[Dataset entries]
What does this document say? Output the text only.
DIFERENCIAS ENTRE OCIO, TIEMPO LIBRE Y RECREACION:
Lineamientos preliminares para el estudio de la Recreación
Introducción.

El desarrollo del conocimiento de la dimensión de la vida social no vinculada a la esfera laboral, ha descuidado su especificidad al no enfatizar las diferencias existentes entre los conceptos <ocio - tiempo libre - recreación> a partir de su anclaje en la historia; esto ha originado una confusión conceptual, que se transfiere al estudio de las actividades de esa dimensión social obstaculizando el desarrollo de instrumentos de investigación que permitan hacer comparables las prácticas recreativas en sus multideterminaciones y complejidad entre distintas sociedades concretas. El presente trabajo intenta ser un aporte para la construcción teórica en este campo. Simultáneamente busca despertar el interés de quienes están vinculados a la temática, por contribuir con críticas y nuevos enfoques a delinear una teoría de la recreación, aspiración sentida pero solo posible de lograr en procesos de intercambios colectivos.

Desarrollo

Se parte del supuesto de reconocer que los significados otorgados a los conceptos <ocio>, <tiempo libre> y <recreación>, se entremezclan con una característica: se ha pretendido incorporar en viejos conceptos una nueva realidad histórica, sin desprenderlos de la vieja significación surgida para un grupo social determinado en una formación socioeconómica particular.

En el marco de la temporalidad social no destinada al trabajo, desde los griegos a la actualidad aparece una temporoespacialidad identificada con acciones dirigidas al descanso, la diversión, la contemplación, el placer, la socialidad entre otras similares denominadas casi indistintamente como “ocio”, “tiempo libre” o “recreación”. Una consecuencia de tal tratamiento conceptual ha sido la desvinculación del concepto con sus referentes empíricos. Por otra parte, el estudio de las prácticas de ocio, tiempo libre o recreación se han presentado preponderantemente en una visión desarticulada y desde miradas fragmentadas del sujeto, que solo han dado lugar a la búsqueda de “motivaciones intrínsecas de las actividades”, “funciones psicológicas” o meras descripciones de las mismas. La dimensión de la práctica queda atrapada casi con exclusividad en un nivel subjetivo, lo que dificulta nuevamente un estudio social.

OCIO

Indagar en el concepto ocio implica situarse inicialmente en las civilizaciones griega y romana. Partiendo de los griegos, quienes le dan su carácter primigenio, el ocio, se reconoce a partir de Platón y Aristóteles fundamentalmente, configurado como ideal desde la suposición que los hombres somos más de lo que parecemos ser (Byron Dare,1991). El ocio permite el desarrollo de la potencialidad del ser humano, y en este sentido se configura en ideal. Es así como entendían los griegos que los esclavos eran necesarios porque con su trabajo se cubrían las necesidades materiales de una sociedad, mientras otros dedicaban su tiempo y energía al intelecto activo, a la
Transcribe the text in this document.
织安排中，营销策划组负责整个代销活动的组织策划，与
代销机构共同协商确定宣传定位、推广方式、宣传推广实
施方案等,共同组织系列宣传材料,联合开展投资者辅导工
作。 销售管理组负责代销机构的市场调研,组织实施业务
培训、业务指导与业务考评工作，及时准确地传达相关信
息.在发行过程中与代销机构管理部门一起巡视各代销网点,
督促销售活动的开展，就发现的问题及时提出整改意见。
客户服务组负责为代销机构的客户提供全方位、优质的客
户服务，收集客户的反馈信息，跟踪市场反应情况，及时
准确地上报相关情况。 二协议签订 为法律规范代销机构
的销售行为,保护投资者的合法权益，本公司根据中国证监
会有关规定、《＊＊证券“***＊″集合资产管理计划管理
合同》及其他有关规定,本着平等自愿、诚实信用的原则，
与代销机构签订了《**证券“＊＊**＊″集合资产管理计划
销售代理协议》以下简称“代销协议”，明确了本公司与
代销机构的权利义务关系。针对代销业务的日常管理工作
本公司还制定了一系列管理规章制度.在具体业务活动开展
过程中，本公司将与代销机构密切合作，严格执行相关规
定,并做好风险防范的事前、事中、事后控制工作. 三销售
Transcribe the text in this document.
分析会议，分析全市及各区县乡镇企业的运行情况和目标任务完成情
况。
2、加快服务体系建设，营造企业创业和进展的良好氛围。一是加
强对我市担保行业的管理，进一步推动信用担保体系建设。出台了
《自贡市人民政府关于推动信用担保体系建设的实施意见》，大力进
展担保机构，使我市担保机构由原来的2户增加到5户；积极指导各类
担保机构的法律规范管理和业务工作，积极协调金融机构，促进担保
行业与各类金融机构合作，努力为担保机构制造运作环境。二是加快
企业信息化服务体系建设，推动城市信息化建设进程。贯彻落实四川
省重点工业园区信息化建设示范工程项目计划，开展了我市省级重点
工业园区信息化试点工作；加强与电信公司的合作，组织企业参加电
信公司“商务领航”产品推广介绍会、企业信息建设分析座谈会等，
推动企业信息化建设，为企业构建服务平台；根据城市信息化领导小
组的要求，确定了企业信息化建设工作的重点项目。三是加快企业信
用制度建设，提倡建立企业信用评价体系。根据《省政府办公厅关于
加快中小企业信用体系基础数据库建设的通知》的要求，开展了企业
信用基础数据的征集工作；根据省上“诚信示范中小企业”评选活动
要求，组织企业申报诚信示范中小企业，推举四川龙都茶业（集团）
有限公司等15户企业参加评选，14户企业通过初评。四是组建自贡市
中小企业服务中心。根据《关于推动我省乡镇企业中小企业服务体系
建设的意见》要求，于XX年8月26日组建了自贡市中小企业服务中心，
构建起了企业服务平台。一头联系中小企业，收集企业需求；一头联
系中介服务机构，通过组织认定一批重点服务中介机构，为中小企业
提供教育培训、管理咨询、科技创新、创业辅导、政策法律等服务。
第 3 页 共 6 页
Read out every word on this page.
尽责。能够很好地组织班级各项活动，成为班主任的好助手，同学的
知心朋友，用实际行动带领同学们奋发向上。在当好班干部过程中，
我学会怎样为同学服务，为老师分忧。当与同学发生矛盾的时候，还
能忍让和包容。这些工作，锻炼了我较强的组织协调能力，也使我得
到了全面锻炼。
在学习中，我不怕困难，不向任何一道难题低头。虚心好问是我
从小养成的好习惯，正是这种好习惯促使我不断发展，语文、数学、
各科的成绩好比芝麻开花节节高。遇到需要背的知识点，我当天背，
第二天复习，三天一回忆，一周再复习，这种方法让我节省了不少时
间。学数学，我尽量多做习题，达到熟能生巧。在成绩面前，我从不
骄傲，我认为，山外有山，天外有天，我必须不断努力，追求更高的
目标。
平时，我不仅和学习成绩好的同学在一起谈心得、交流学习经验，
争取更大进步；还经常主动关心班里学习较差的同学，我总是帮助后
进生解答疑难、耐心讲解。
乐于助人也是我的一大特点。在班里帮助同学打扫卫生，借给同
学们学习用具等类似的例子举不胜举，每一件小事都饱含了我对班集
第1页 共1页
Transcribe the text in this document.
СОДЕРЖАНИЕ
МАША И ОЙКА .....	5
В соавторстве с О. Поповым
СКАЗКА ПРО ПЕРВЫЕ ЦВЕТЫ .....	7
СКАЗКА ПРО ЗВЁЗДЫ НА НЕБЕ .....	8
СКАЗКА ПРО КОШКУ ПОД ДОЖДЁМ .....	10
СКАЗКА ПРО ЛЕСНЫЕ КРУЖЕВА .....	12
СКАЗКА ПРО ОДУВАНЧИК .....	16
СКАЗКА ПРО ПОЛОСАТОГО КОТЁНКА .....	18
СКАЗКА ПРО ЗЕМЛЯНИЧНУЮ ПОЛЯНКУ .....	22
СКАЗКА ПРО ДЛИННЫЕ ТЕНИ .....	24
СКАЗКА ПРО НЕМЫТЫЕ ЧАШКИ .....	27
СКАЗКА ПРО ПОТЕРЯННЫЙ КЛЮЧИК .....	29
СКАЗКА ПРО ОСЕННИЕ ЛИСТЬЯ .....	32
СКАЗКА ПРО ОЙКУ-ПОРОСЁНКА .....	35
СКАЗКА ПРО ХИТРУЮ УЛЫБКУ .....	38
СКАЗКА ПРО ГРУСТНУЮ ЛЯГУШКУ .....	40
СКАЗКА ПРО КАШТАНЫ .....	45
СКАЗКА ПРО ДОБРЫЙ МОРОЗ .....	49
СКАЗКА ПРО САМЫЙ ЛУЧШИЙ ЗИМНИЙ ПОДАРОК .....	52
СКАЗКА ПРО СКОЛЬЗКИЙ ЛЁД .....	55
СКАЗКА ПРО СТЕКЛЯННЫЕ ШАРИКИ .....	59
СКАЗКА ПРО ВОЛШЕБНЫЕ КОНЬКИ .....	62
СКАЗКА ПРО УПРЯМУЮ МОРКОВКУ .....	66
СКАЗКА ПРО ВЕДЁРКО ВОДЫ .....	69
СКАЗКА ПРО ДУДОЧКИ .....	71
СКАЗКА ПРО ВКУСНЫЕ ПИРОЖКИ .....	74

▶ What the exercise asks
In the listing above, find the line containing "Read out every word on this page." and please quote exactly that line through the last one, and no other lines.

▶ Reply
Read out every word on this page.
尽责。能够很好地组织班级各项活动，成为班主任的好助手，同学的
知心朋友，用实际行动带领同学们奋发向上。在当好班干部过程中，
我学会怎样为同学服务，为老师分忧。当与同学发生矛盾的时候，还
能忍让和包容。这些工作，锻炼了我较强的组织协调能力，也使我得
到了全面锻炼。
在学习中，我不怕困难，不向任何一道难题低头。虚心好问是我
从小养成的好习惯，正是这种好习惯促使我不断发展，语文、数学、
各科的成绩好比芝麻开花节节高。遇到需要背的知识点，我当天背，
第二天复习，三天一回忆，一周再复习，这种方法让我节省了不少时
间。学数学，我尽量多做习题，达到熟能生巧。在成绩面前，我从不
骄傲，我认为，山外有山，天外有天，我必须不断努力，追求更高的
目标。
平时，我不仅和学习成绩好的同学在一起谈心得、交流学习经验，
争取更大进步；还经常主动关心班里学习较差的同学，我总是帮助后
进生解答疑难、耐心讲解。
乐于助人也是我的一大特点。在班里帮助同学打扫卫生，借给同
学们学习用具等类似的例子举不胜举，每一件小事都饱含了我对班集
第1页 共1页
Transcribe the text in this document.
СОДЕРЖАНИЕ
МАША И ОЙКА .....	5
В соавторстве с О. Поповым
СКАЗКА ПРО ПЕРВЫЕ ЦВЕТЫ .....	7
СКАЗКА ПРО ЗВЁЗДЫ НА НЕБЕ .....	8
СКАЗКА ПРО КОШКУ ПОД ДОЖДЁМ .....	10
СКАЗКА ПРО ЛЕСНЫЕ КРУЖЕВА .....	12
СКАЗКА ПРО ОДУВАНЧИК .....	16
СКАЗКА ПРО ПОЛОСАТОГО КОТЁНКА .....	18
СКАЗКА ПРО ЗЕМЛЯНИЧНУЮ ПОЛЯНКУ .....	22
СКАЗКА ПРО ДЛИННЫЕ ТЕНИ .....	24
СКАЗКА ПРО НЕМЫТЫЕ ЧАШКИ .....	27
СКАЗКА ПРО ПОТЕРЯННЫЙ КЛЮЧИК .....	29
СКАЗКА ПРО ОСЕННИЕ ЛИСТЬЯ .....	32
СКАЗКА ПРО ОЙКУ-ПОРОСЁНКА .....	35
СКАЗКА ПРО ХИТРУЮ УЛЫБКУ .....	38
СКАЗКА ПРО ГРУСТНУЮ ЛЯГУШКУ .....	40
СКАЗКА ПРО КАШТАНЫ .....	45
СКАЗКА ПРО ДОБРЫЙ МОРОЗ .....	49
СКАЗКА ПРО САМЫЙ ЛУЧШИЙ ЗИМНИЙ ПОДАРОК .....	52
СКАЗКА ПРО СКОЛЬЗКИЙ ЛЁД .....	55
СКАЗКА ПРО СТЕКЛЯННЫЕ ШАРИКИ .....	59
СКАЗКА ПРО ВОЛШЕБНЫЕ КОНЬКИ .....	62
СКАЗКА ПРО УПРЯМУЮ МОРКОВКУ .....	66
СКАЗКА ПРО ВЕДЁРКО ВОДЫ .....	69
СКАЗКА ПРО ДУДОЧКИ .....	71
СКАЗКА ПРО ВКУСНЫЕ ПИРОЖКИ .....	74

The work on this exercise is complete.